Exercise
Write out every record below exactly as it appears.

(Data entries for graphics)
-*-
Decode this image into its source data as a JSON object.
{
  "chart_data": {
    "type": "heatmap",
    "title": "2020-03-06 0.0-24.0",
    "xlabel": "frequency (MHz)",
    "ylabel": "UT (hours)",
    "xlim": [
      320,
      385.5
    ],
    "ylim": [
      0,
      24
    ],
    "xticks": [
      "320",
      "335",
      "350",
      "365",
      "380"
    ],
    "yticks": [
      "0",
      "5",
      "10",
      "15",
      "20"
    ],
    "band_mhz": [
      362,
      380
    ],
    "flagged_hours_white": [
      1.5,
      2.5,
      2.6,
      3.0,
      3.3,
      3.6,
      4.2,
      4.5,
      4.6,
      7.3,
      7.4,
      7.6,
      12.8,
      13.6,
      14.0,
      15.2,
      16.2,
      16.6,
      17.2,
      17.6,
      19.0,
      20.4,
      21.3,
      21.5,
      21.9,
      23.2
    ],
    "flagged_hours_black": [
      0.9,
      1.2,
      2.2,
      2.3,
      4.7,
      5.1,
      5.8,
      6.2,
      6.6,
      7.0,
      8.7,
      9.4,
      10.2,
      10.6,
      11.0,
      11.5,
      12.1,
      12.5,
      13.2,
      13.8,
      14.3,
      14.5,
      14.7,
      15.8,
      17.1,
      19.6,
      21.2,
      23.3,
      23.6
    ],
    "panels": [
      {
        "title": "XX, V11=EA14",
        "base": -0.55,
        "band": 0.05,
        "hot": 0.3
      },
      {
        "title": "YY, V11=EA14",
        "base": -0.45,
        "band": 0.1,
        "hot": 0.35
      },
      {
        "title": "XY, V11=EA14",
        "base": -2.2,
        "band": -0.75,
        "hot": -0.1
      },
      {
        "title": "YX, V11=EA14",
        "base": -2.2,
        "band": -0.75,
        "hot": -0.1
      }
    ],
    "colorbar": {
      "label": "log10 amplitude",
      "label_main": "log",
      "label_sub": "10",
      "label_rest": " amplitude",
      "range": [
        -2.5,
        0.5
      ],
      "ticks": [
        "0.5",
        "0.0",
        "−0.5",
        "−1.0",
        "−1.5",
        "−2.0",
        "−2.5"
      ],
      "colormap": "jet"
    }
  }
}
-*-
Exercise answer
Decode this image into its source data as a JSON object.
{
  "chart_data": {
    "type": "heatmap",
    "title": "2020-03-06 0.0-24.0",
    "xlabel": "frequency (MHz)",
    "ylabel": "UT (hours)",
    "xlim": [
      320,
      385.5
    ],
    "ylim": [
      0,
      24
    ],
    "xticks": [
      "320",
      "335",
      "350",
      "365",
      "380"
    ],
    "yticks": [
      "0",
      "5",
      "10",
      "15",
      "20"
    ],
    "band_mhz": [
      362,
      380
    ],
    "flagged_hours_white": [
      1.5,
      2.5,
      2.6,
      3.0,
      3.3,
      3.6,
      4.2,
      4.5,
      4.6,
      7.3,
      7.4,
      7.6,
      12.8,
      13.6,
      14.0,
      15.2,
      16.2,
      16.6,
      17.2,
      17.6,
      19.0,
      20.4,
      21.3,
      21.5,
      21.9,
      23.2
    ],
    "flagged_hours_black": [
      0.9,
      1.2,
      2.2,
      2.3,
      4.7,
      5.1,
      5.8,
      6.2,
      6.6,
      7.0,
      8.7,
      9.4,
      10.2,
      10.6,
      11.0,
      11.5,
      12.1,
      12.5,
      13.2,
      13.8,
      14.3,
      14.5,
      14.7,
      15.8,
      17.1,
      19.6,
      21.2,
      23.3,
      23.6
    ],
    "panels": [
      {
        "title": "XX, V11=EA14",
        "base": -0.55,
        "band": 0.05,
        "hot": 0.3
      },
      {
        "title": "YY, V11=EA14",
        "base": -0.45,
        "band": 0.1,
        "hot": 0.35
      },
      {
        "title": "XY, V11=EA14",
        "base": -2.2,
        "band": -0.75,
        "hot": -0.1
      },
      {
        "title": "YX, V11=EA14",
        "base": -2.2,
        "band": -0.75,
        "hot": -0.1
      }
    ],
    "colorbar": {
      "label": "log10 amplitude",
      "label_main": "log",
      "label_sub": "10",
      "label_rest": " amplitude",
      "range": [
        -2.5,
        0.5
      ],
      "ticks": [
        "0.5",
        "0.0",
        "−0.5",
        "−1.0",
        "−1.5",
        "−2.0",
        "−2.5"
      ],
      "colormap": "jet"
    }
  }
}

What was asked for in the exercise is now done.